------ Text segment
GUEST POST – Viewing history through a kaleidoscope by Sandra Gulland

As promised, we have Sandra Gulland as a guest today on the blog, and here is her post… Enjoy !

Viewing history through a kaleidoscope by Sandra Gulland

I’m now writing my second novel set in the court of Louis XIV, the Sun King. Louise de la Vallière, the heroine of Mistress of the Sun, is only briefly seen. It is the same world — and peopled by many of the same characters — but seen through a different lens.

This is not so much a series (as was the Josephine B. Trilogy) as novels written about the same characters, but from different points of view. This poses some interesting challenges! With each novel, I research deeply, and, as a result, come to understand the history differently. Already I can imagine the readers of Mistress of the Sun puzzling over scenes in my next novel that might be portrayed in quite a different light. Where lies “the truth”?
------------
◆ Written request:
Could you resume the guest post about writing novels set in the court of Louis XIV, picking up right after its final sentence?
------ Data excerpts
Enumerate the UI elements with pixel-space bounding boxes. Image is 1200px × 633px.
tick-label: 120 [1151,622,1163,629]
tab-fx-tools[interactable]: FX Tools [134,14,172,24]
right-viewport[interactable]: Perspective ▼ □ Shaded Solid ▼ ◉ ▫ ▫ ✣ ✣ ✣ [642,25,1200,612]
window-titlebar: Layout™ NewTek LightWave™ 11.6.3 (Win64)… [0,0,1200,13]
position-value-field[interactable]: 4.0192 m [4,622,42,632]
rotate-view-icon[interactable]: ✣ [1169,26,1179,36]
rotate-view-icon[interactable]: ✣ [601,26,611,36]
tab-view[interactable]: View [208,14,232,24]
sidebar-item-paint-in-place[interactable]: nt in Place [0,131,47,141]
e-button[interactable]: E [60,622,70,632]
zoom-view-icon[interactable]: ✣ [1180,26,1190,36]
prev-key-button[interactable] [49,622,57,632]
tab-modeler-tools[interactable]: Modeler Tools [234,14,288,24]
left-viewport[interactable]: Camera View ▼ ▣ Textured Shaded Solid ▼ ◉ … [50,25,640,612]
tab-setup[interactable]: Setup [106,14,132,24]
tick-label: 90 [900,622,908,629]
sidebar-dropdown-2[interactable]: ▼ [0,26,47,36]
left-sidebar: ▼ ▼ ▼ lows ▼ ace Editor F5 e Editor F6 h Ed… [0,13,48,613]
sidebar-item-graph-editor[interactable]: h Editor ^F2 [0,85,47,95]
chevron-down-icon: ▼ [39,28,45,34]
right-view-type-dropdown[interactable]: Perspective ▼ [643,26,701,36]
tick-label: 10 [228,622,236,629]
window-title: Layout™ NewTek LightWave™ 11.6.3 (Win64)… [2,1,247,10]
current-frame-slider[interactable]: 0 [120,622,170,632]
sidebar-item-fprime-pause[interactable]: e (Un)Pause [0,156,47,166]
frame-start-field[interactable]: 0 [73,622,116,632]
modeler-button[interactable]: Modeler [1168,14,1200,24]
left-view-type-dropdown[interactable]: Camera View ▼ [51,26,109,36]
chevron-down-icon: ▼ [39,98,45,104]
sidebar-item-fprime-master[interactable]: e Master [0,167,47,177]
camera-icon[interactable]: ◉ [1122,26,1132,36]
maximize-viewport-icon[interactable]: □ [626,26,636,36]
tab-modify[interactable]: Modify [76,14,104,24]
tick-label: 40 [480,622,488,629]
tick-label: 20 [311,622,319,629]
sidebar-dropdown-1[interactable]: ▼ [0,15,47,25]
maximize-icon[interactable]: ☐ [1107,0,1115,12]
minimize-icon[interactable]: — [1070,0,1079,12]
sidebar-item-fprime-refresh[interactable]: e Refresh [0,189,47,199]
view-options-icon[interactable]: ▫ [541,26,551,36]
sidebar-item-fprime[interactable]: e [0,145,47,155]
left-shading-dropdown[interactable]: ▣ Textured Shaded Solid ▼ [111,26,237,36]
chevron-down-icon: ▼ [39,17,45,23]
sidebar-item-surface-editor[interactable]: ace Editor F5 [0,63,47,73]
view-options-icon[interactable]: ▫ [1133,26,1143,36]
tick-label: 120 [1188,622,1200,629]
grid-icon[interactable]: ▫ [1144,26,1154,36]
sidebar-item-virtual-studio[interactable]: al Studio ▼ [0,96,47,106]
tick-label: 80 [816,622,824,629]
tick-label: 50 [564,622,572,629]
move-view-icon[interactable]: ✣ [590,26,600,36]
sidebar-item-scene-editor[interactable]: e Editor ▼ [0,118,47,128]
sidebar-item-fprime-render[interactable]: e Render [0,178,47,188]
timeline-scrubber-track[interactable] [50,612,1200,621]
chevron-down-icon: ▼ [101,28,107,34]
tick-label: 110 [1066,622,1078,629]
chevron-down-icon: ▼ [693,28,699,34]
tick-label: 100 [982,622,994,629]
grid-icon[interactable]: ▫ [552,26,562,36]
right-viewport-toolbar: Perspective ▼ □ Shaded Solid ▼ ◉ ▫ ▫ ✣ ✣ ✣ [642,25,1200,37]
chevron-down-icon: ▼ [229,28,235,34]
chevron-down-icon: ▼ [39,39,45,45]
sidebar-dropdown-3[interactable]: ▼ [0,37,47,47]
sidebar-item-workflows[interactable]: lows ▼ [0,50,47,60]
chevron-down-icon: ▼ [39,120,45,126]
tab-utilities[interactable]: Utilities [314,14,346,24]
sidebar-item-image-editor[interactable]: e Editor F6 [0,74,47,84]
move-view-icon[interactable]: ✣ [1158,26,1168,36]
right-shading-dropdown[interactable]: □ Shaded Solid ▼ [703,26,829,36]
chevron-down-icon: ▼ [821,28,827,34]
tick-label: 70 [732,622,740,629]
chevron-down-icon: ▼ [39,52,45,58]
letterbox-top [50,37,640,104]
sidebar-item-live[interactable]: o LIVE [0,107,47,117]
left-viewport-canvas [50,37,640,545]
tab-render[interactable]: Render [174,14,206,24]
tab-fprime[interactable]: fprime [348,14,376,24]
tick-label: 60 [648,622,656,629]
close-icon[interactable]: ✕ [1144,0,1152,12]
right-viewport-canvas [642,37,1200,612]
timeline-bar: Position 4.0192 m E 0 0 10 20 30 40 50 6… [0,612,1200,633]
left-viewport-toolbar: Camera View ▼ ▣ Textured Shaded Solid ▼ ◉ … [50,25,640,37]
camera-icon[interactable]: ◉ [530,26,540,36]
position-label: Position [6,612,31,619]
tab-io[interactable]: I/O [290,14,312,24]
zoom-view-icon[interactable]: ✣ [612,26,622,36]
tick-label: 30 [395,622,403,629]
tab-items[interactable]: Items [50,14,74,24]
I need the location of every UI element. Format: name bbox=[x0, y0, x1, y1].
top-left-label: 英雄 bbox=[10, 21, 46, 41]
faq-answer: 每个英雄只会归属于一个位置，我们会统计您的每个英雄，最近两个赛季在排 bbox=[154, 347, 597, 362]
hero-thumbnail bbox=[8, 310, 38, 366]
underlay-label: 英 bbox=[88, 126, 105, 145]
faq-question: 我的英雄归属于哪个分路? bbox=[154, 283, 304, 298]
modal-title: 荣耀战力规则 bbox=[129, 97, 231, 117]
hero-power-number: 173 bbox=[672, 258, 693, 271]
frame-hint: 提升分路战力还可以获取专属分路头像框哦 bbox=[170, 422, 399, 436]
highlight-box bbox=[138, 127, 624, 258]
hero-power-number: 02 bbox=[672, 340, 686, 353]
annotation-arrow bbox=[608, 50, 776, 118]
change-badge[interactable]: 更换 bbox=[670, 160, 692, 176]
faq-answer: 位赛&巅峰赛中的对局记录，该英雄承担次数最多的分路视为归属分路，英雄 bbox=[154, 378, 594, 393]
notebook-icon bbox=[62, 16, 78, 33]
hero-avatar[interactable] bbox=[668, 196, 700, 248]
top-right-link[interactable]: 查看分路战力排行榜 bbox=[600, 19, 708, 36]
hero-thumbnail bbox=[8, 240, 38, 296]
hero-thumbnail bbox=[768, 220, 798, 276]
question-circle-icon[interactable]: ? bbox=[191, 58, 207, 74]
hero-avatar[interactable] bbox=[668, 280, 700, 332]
------------
◆ Reply to the task:
At lunch today with friends from France, they told me something interesting about Margaret Yourcenar, the author of Memoirs of Hadrian (a novel about ancient Rome) and many other finely-crafted historical novels. In 1980, Yourcenar was the first female to be elected to the Académie Française. A French novelist, she spent most of her life on an isolated island off the coast of Maine. She believed that to recreate history took not only years of research, but a mystical identification. (I echo that.)

She was, without a doubt, not only a great writer, but a brilliant one. An extraordinary academic, she taught herself to read Japanese, German, Spanish, Portuguese, and modern Greek. (Humbling, isn’t it?) But what I found especially interesting is that she apparently revised a novel every time it was reprinted, according to her new findings. For Margaret Yourcenar, clearly, a historical novel was an ever-evolving work.

The thought of makes me shudder, frankly! The events in Mistress of the Sun will never change (and should not) — but the interpretation of those events? Yes, quite possibly, but in my next novel, and in the novels that follow. I like to think of myself as looking at the Court of the Sun King through a kaleidoscope. Turn the focus just slightly, and the entire image changes.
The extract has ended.